The Evolution of Decision Tables

A little study in language design

Many domain experts like tables as a way to representing decisions and calculations. They perceive it to be more readable than “code”. The popularity of Excel is certainly at least partly due to this effect. The OMG’s DMN also uses tables extensively for representing decisions (so-called decision tables). There are many forms of decision tables, and we have been using them in our DSLs for a long time.

Their expressiveness has evolved quite a bit, though. In this article I recount the evolution of decision tables based on inputs from our users. It is a nice example of language design, and a good illustration of why it is useful to be able to evolve the language when you are dealing with business people.

Basic two-dimensional Decision Tables

Years ago, we had implemented the basic two-dimensional decision table in mbeddr, our extensible version of C optimized for embedded programming:

This table is an expression, so you can use it wherever C expects an expression. And it has a set of Boolean conditions as row and column headers. The conditions themselves are kinda independent, but usually, every dimension addressed one variable (spd vs. alt). So essentially, this table represents a set of nested if statement over two criteria.

=======

(Required task 1):
Decide whether each statement agrees with the decision tables article, answering yes or no and quoting the words of the article that settle it.
(a) DMN makes extensive use of tables to represent decisions.
(b) The basic two-dimensional table in mbeddr is a statement rather than an expression.
(c) mbeddr is an extensible version of Java.
(Required task 2):
Answer these questions from the decision tables article.
(a) How do domain experts perceive tables compared with code?
(b) What is the article's account of how decision tables evolved based on?
(c) What serves as the row and column headers of the basic two-dimensional table?
(Required task 3): Extend the decision tables article, picking up right after its final sentence.

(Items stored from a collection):
=======

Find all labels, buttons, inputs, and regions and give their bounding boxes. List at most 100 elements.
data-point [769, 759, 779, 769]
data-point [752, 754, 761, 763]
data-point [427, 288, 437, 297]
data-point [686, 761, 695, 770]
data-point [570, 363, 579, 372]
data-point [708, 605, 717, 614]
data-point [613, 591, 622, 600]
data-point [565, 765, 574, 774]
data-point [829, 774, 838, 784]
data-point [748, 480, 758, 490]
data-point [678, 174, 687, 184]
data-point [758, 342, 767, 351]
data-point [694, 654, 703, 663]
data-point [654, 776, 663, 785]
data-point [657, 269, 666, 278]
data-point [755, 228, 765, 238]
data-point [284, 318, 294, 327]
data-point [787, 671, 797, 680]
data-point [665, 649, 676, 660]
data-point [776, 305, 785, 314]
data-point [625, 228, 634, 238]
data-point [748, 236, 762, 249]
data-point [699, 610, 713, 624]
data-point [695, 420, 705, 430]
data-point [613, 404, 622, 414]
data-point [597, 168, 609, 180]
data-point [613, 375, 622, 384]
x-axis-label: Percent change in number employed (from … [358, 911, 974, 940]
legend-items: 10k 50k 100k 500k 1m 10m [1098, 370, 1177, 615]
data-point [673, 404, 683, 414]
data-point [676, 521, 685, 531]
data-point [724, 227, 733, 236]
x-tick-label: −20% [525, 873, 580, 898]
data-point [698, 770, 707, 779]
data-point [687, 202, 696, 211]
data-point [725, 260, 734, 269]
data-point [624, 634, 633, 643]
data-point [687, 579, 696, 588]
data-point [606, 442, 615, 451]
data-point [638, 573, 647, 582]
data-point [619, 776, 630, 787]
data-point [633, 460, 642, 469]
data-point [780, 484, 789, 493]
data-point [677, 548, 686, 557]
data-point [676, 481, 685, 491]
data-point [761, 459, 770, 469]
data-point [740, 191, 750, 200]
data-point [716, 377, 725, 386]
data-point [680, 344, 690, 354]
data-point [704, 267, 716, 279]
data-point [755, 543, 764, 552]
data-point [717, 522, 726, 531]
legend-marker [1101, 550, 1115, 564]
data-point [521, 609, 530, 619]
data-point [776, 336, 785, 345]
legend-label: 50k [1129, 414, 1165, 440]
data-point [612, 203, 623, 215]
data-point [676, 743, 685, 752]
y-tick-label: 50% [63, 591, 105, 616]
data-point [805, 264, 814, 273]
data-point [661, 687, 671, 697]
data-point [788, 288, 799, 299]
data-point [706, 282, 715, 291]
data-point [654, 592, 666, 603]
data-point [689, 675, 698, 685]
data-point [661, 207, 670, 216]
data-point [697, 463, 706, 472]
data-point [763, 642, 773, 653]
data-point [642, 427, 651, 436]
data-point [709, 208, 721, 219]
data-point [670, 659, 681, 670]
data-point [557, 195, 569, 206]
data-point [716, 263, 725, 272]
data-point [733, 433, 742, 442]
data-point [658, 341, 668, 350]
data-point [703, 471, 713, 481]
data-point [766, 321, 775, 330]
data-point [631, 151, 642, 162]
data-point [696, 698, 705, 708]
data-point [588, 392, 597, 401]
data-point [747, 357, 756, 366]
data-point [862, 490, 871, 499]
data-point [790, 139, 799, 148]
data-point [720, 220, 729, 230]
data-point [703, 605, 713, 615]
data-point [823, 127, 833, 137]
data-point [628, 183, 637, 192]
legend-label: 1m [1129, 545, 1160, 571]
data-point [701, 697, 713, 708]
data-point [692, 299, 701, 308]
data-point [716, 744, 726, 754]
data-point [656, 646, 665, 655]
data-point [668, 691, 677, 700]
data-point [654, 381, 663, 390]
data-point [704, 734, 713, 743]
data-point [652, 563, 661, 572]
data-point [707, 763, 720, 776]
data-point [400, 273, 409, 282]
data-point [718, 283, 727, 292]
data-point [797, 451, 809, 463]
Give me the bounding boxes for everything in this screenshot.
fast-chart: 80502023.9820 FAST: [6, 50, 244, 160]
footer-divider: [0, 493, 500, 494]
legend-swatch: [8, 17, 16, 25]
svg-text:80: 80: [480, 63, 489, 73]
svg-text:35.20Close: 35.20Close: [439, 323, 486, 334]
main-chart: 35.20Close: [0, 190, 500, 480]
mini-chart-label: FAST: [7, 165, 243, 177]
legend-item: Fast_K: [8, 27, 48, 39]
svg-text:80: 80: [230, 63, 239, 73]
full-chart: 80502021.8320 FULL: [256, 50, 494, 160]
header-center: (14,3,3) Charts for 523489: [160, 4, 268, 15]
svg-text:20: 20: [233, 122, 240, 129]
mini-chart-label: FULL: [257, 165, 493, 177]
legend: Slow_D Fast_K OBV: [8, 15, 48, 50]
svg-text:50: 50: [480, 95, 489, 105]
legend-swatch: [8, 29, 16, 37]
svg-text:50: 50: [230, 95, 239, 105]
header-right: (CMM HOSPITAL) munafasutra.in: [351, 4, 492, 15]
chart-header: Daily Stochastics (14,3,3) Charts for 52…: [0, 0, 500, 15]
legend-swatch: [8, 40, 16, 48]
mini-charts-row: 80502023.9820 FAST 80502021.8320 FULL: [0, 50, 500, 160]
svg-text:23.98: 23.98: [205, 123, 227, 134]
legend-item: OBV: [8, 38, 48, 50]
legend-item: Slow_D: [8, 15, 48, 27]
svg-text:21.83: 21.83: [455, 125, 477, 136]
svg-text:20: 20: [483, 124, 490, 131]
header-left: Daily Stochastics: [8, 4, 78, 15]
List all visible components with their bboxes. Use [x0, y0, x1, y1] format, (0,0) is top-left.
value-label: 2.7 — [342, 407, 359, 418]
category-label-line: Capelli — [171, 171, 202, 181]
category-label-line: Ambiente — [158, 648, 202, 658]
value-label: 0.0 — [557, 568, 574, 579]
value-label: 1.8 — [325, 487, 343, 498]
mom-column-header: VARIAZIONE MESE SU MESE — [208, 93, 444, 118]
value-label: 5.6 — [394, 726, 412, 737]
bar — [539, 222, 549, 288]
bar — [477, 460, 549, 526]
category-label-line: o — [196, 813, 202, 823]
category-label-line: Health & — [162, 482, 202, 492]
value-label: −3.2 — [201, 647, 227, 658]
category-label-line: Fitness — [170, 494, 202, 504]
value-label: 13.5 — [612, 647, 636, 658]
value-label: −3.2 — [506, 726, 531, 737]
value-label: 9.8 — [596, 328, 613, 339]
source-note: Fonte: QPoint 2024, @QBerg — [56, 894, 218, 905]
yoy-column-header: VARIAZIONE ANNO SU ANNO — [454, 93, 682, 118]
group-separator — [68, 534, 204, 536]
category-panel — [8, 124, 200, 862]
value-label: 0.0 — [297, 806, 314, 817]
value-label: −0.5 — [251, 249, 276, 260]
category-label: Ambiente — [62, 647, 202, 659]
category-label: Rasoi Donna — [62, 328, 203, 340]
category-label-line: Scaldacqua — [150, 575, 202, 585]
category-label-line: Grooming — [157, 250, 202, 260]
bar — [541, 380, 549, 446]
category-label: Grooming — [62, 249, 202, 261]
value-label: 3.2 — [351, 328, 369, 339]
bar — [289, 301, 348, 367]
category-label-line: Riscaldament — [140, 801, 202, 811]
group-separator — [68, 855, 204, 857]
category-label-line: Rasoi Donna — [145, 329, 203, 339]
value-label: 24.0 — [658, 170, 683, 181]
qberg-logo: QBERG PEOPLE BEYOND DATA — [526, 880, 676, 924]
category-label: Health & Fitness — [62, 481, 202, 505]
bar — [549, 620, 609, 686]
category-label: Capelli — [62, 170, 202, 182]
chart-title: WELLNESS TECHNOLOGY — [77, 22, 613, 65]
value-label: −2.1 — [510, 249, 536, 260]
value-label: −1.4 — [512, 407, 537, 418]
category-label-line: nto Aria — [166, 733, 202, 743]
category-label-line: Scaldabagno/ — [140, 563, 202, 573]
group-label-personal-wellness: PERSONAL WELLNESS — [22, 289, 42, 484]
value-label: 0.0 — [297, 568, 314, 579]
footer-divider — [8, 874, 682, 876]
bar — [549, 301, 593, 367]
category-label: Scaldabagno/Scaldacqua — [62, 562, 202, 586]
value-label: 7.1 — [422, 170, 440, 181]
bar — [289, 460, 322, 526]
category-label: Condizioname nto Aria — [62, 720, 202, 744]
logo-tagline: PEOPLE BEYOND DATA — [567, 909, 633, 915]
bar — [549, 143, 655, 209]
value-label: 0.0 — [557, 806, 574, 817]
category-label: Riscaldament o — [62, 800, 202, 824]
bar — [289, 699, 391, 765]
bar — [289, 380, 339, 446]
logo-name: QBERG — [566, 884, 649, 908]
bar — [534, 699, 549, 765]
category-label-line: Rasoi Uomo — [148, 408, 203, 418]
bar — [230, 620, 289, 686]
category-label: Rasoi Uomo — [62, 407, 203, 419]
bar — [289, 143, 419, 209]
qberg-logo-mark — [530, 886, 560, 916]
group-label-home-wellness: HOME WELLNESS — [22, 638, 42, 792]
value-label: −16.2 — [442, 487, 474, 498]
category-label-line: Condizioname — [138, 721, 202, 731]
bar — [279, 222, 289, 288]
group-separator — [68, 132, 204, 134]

=======

(Task result 1):
(a) Yes: "The OMG’s DMN also uses tables extensively for representing decisions"
(b) No: "This table is an expression, so you can use it wherever C expects an expression."
(c) No: "mbeddr, our extensible version of C optimized for embedded programming"

(Task result 2):
(a) As more readable than “code”.
(b) Inputs from the authors' users.
(c) A set of Boolean conditions.

(Task result 3):
We have since implemented the exact same structure for KernelF, the functional base language we use as the basis of business DSLs. Also, in a customer project in the healthcare domain, we have collaboratively built a version of this table that explicitly concerns two numeric variables, which made the syntax much less cluttered:

Generalized N-Criteria Table

This form of decision tables gives up on arranging the two criteria along the two table dimensions, and instead lists them as separate columns. Here is a simple example that calculates some kind of base fare based on the state(an enumeration type) the customer lives in and whether she is a member of some kind of club (a Boolean):

The tables are evaluated top-down (so more specific criteria have to be mentioned further up), and an empty field means “don’t care”. So the table calculates a fare of 1.00 if you live in BW, the fare in BY depends on whether you are in the club, and everybody else pays 1.20.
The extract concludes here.